REQUIRED WORK | Count how many lines below include the string "content", and give that number without anything else.

━━ TASK DATA

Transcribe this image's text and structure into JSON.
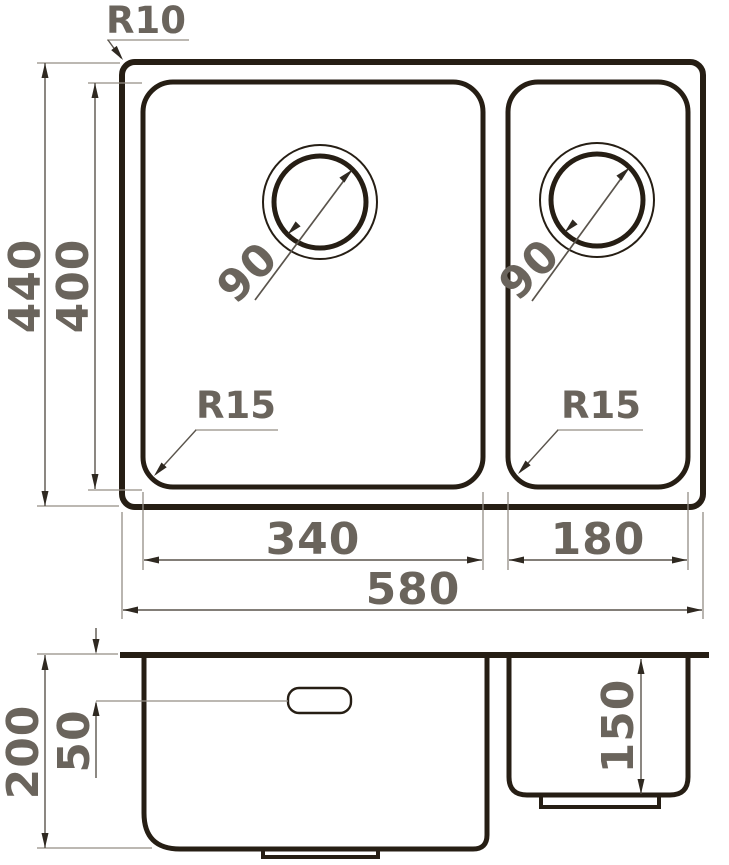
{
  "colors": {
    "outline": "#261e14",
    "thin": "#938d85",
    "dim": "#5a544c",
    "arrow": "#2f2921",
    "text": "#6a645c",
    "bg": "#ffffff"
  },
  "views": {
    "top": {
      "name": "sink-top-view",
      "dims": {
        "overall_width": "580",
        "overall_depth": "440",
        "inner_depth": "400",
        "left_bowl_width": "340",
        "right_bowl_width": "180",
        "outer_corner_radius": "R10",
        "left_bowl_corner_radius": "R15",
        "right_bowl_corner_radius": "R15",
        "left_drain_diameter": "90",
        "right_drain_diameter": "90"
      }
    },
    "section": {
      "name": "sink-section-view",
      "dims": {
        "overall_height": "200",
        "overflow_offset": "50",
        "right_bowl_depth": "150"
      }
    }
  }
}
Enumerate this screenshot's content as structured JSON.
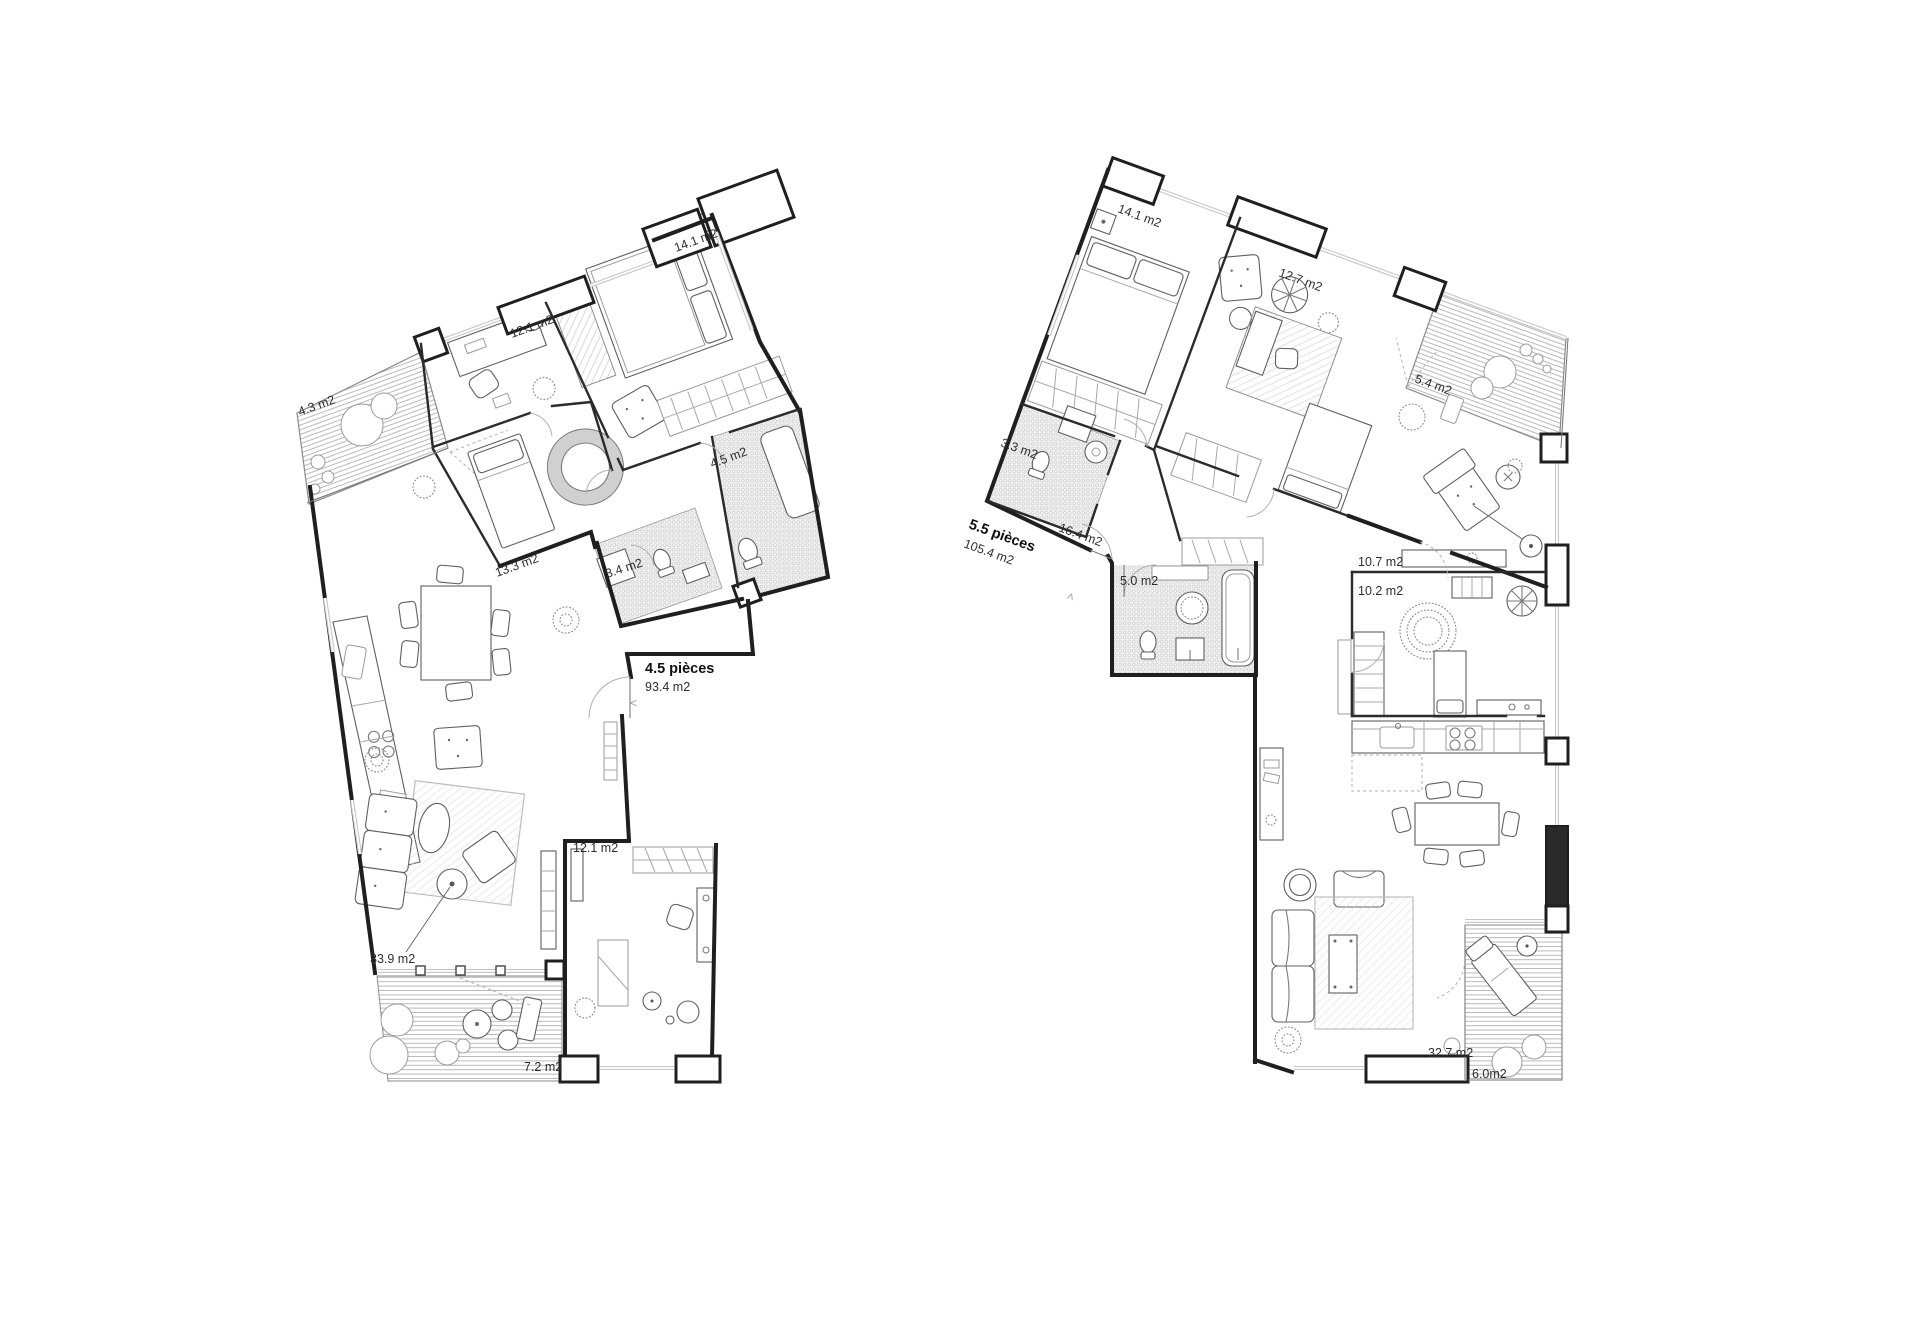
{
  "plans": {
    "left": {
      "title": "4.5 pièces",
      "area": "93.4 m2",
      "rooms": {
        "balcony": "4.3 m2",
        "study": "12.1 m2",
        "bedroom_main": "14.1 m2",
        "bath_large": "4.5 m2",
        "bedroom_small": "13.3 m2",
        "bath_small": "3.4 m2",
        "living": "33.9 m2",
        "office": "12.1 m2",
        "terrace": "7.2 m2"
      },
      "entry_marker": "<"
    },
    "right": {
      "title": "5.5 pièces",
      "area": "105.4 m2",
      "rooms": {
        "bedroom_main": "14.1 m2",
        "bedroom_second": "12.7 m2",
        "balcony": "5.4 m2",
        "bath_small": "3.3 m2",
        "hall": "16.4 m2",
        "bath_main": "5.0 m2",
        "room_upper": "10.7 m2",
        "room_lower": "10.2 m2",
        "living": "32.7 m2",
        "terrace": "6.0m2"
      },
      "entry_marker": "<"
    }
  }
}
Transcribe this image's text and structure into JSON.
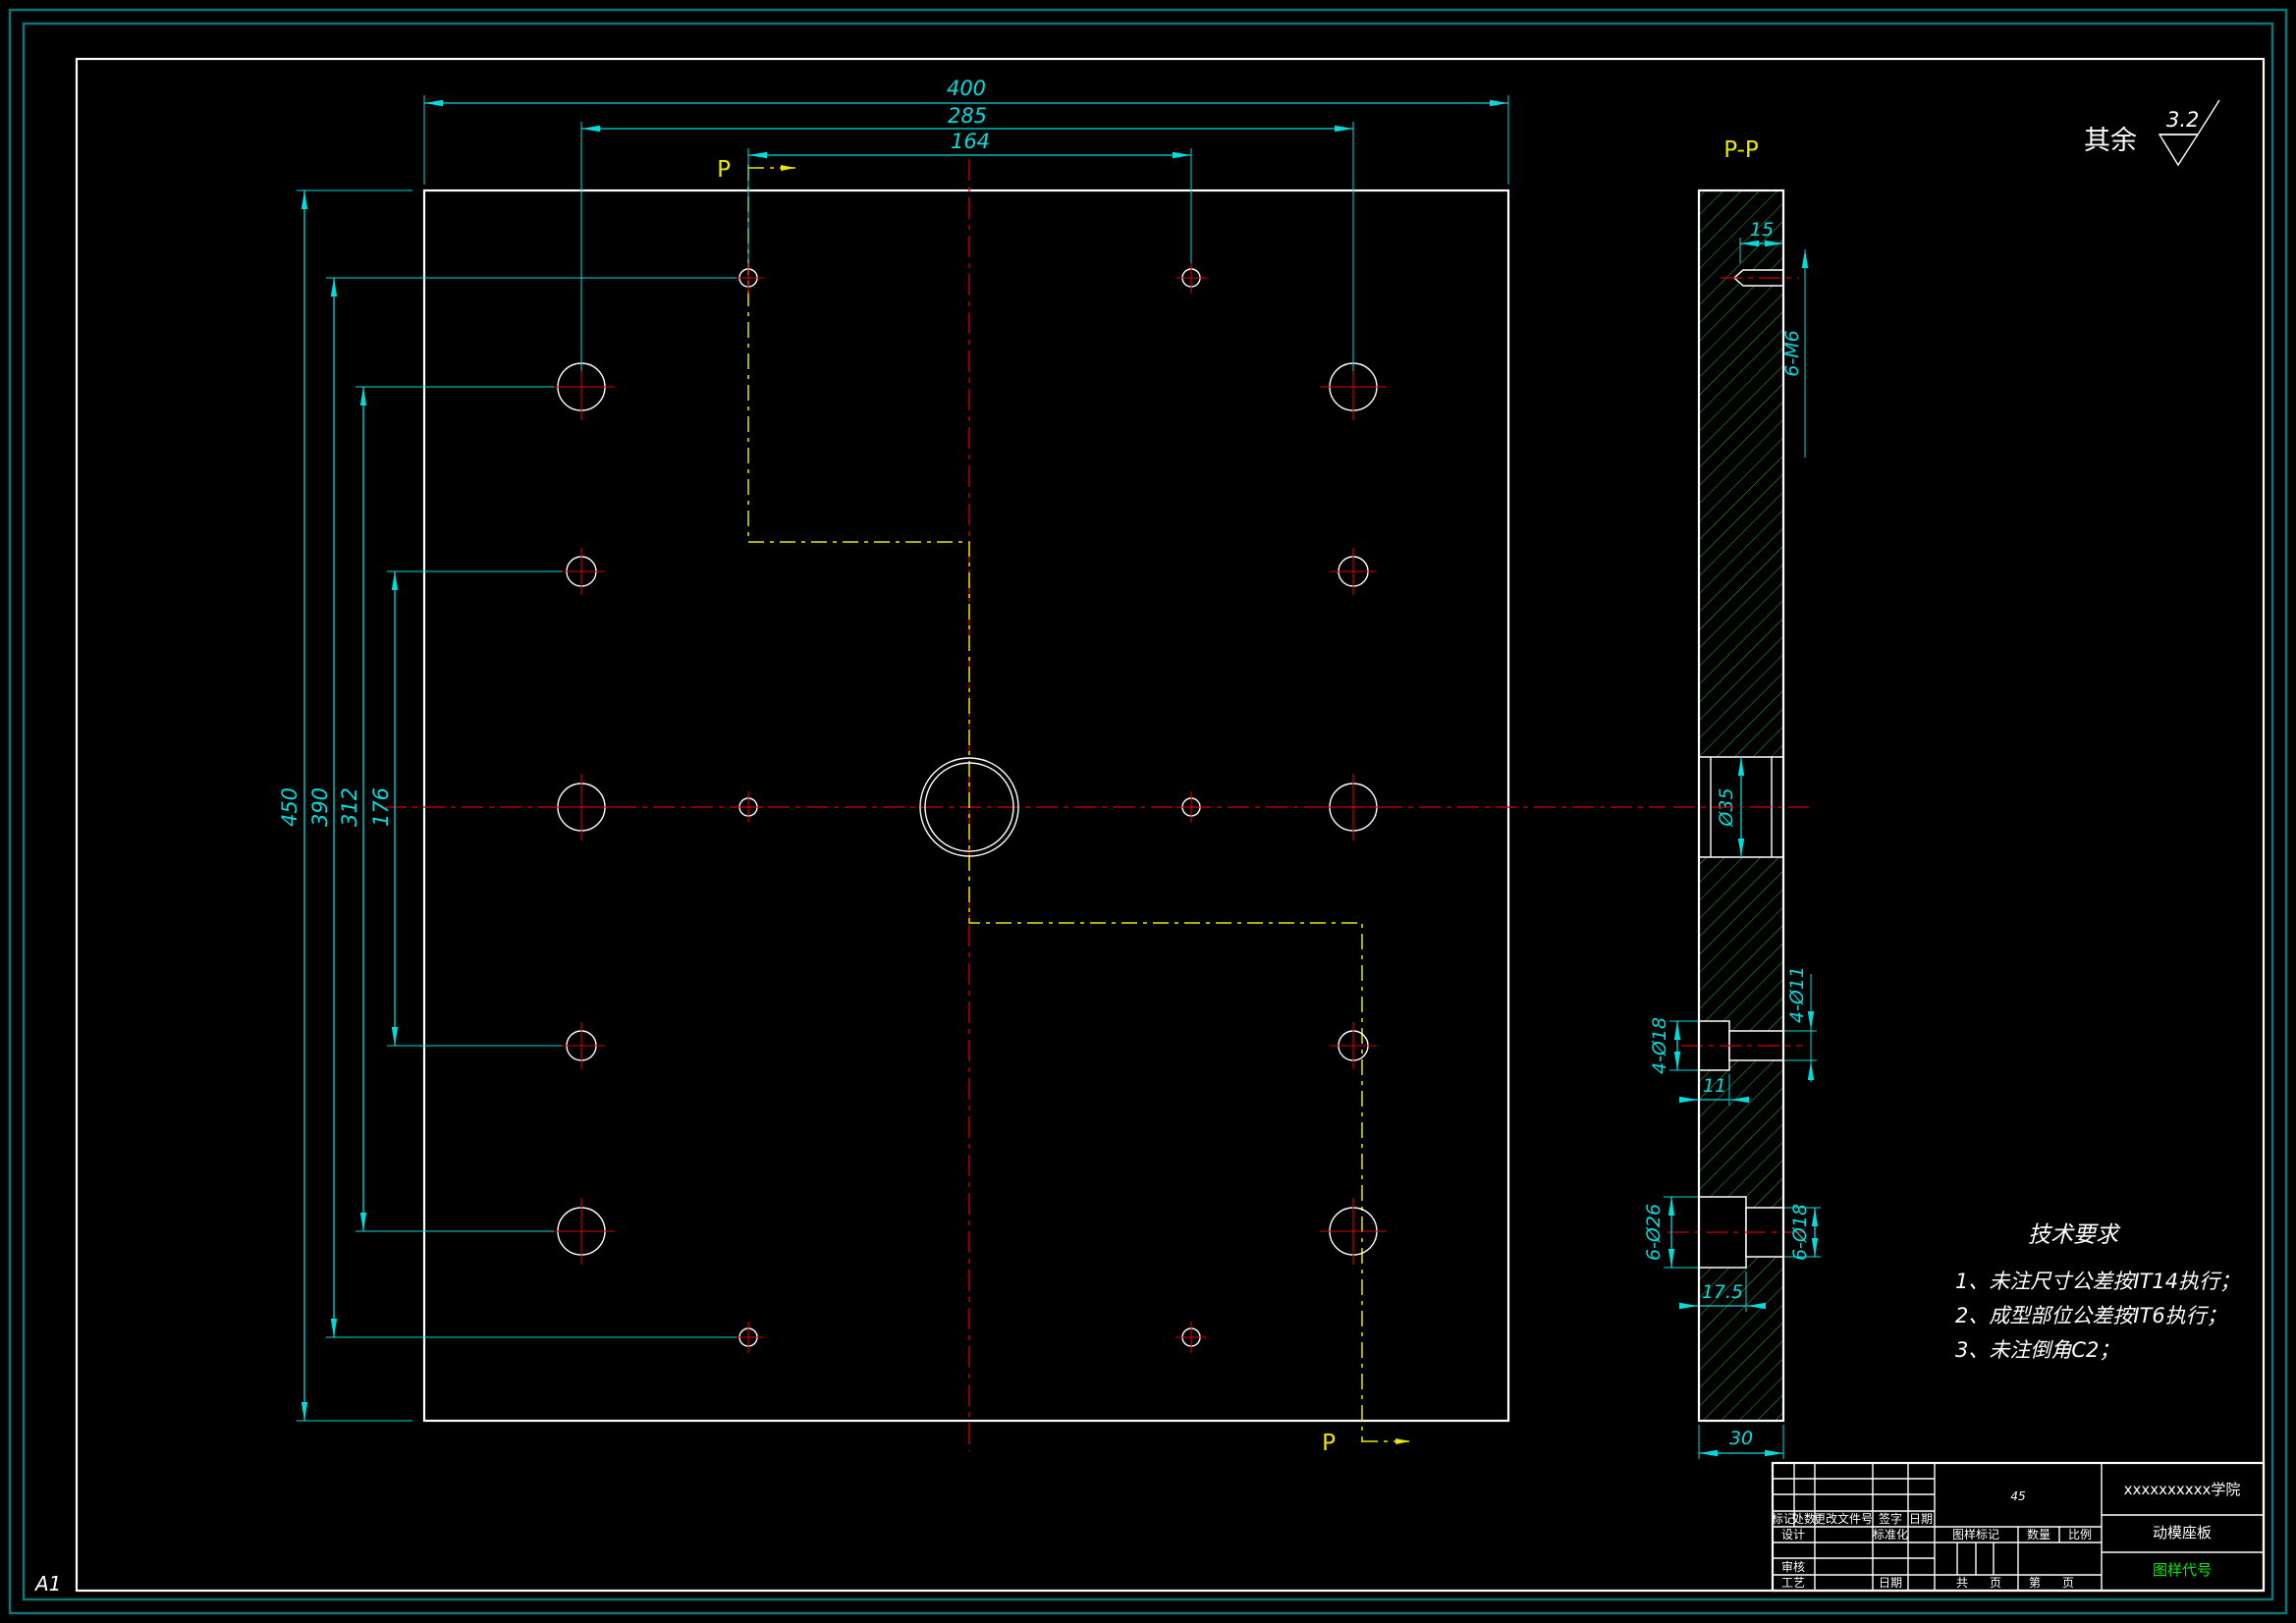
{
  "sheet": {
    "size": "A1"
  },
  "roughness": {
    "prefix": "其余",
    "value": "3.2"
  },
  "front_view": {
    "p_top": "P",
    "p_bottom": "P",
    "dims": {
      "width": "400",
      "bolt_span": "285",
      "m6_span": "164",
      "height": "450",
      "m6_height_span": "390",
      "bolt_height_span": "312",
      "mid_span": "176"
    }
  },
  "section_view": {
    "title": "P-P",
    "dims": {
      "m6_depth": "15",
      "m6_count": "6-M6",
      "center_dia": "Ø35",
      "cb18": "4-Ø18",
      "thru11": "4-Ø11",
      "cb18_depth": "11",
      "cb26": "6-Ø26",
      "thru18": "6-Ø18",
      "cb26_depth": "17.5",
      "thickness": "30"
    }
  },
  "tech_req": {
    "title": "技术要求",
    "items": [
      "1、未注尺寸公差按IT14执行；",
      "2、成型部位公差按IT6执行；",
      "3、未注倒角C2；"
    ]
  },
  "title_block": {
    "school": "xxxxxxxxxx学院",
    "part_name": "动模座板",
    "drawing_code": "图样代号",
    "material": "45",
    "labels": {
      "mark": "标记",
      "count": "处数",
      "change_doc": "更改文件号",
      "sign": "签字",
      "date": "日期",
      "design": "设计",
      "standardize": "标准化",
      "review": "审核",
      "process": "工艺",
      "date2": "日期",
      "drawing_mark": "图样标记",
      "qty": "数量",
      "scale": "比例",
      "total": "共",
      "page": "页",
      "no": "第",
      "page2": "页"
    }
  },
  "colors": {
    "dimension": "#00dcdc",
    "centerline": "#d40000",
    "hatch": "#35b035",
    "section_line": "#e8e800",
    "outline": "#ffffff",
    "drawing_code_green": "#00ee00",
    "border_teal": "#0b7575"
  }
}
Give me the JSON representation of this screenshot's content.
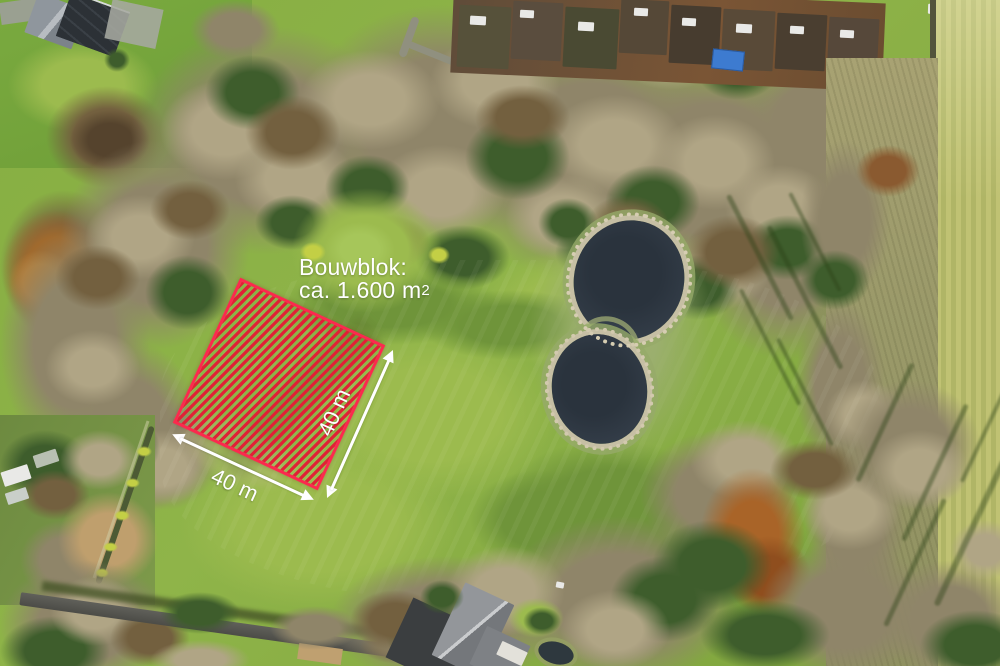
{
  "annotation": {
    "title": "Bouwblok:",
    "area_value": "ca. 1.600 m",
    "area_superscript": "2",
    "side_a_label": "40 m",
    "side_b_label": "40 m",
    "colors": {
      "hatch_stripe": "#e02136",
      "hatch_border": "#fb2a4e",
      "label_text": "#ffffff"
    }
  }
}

━━━━

EXERCISE SOLUTION | 2